======== PROVIDED MATERIAL

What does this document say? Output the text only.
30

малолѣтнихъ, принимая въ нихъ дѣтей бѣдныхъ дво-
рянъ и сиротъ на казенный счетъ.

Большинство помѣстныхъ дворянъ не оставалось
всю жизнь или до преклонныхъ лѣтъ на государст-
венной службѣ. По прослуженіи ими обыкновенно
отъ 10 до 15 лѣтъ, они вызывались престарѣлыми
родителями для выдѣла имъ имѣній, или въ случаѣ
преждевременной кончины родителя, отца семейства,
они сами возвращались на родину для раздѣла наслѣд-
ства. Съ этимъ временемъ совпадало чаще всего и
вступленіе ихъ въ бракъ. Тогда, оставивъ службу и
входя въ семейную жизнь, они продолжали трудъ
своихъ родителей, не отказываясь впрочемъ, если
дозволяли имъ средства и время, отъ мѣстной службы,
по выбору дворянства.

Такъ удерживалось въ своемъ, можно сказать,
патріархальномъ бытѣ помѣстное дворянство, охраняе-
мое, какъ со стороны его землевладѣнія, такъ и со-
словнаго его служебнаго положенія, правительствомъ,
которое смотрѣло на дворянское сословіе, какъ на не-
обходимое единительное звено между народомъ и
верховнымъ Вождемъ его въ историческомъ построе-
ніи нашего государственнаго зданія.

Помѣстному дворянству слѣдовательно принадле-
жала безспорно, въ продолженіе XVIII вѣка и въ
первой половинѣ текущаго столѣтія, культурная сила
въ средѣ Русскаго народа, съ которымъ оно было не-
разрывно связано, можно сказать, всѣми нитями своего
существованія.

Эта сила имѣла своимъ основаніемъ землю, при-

================
======== PROVIDED MATERIAL

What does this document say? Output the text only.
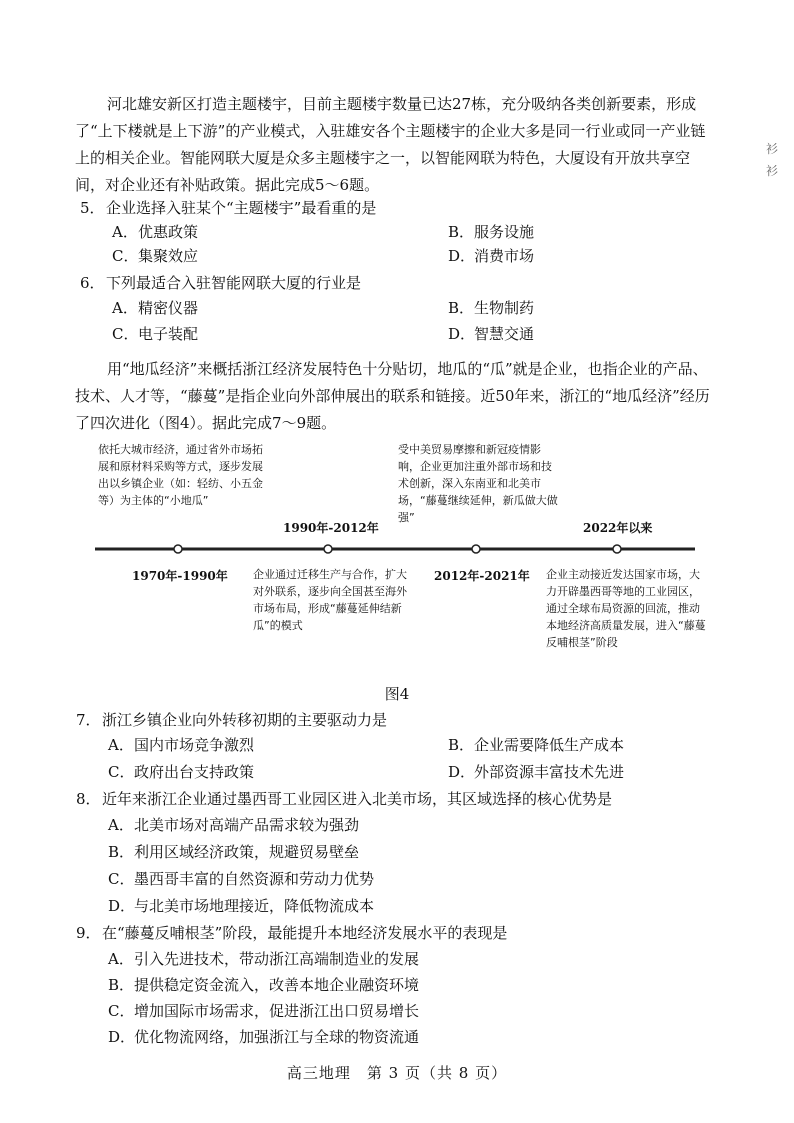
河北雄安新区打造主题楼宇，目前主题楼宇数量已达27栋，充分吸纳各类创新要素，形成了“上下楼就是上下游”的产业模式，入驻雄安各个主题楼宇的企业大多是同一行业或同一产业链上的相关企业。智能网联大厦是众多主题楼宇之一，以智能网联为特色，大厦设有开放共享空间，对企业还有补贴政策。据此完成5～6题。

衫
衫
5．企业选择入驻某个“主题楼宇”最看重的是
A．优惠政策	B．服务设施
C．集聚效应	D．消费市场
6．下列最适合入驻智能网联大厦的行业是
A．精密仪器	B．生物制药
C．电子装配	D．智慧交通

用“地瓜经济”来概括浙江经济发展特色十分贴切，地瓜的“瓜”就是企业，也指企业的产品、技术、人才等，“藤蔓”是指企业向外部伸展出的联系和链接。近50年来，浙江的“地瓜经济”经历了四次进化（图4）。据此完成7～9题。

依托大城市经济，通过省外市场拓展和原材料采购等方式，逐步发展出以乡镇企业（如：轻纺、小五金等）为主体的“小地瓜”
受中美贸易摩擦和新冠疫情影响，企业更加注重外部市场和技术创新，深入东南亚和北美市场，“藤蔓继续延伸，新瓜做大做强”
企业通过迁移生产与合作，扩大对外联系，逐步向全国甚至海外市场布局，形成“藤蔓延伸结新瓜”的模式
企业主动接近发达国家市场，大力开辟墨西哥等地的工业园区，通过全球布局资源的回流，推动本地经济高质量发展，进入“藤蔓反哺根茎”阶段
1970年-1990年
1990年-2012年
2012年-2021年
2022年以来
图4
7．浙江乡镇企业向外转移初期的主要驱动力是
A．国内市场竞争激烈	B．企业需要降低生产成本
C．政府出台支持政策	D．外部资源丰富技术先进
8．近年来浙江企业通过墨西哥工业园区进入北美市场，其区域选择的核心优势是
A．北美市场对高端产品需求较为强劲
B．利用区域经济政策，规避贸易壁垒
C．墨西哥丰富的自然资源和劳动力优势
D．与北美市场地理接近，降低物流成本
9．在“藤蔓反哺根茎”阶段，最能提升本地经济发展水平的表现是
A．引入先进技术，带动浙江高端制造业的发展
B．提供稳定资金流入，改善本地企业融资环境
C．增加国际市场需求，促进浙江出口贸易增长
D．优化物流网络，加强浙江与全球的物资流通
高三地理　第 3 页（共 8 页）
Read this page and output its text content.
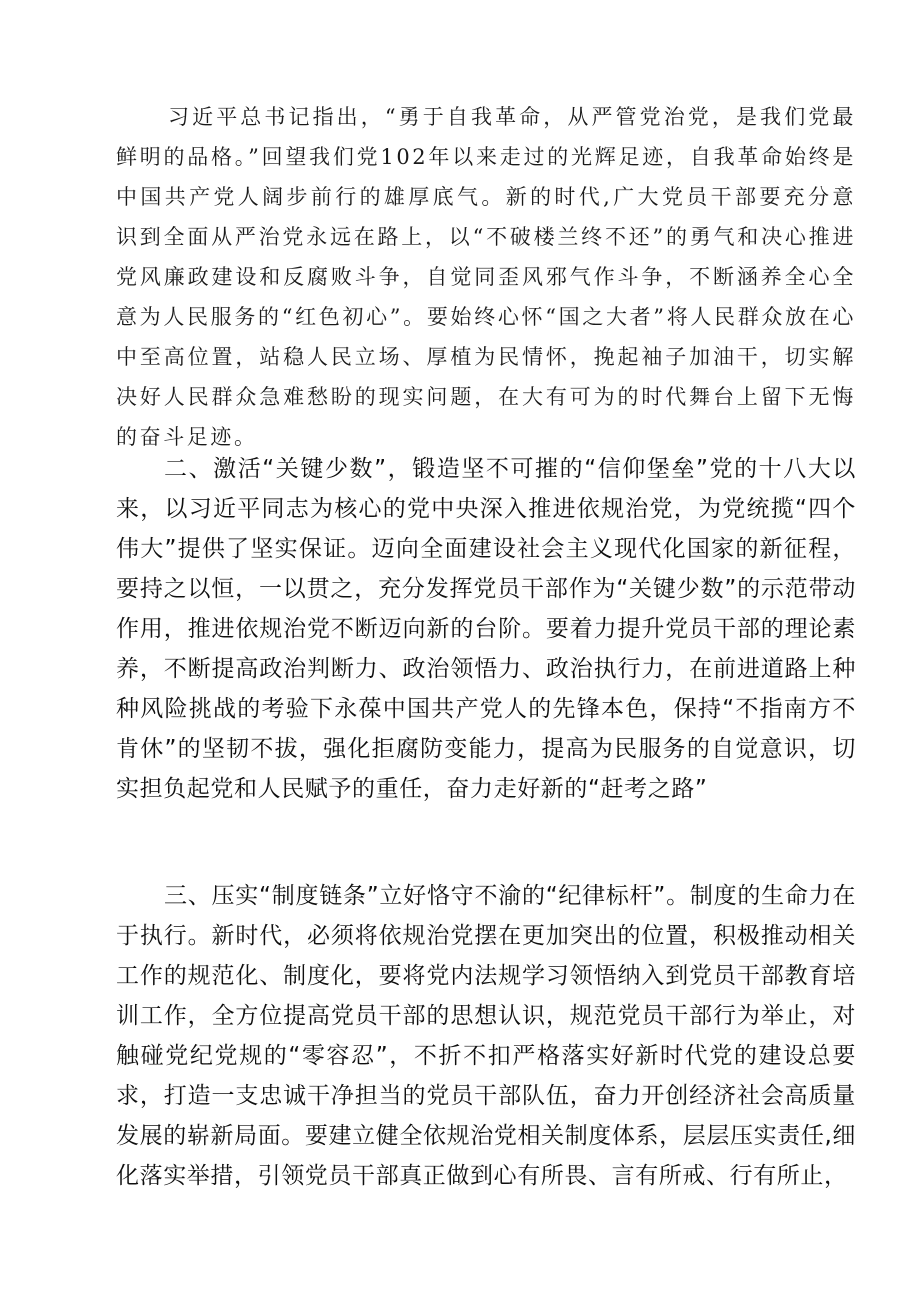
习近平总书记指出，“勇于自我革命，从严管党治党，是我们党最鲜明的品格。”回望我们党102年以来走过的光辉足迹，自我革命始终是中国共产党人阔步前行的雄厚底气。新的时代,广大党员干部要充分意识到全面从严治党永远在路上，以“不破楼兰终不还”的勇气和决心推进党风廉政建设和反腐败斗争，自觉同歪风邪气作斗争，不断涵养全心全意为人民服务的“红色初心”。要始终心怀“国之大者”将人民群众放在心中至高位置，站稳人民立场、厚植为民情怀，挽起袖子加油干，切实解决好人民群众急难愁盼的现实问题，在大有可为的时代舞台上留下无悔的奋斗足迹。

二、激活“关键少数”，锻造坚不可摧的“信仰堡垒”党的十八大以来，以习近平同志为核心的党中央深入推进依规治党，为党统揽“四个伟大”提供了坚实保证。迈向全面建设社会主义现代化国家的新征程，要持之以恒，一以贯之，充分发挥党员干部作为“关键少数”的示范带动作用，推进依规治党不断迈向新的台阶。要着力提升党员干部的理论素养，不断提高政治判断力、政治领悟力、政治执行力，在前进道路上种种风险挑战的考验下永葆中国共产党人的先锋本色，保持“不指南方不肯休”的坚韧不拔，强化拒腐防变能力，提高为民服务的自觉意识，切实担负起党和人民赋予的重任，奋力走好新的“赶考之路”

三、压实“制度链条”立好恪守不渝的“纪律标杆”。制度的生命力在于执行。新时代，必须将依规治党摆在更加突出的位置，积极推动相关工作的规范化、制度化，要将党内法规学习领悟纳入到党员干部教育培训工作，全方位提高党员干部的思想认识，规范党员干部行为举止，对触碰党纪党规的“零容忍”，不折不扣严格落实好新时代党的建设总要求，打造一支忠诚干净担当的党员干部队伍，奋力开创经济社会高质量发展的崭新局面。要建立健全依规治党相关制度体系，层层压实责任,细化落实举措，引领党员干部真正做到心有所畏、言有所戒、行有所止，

================

» EXERCISE
Using the listing, collect all lines in which the string "сила" is found.

» RESPONSE FOR THIS EXERCISE
первой половинѣ текущаго столѣтія, культурная сила
Эта сила имѣла своимъ основаніемъ землю, при-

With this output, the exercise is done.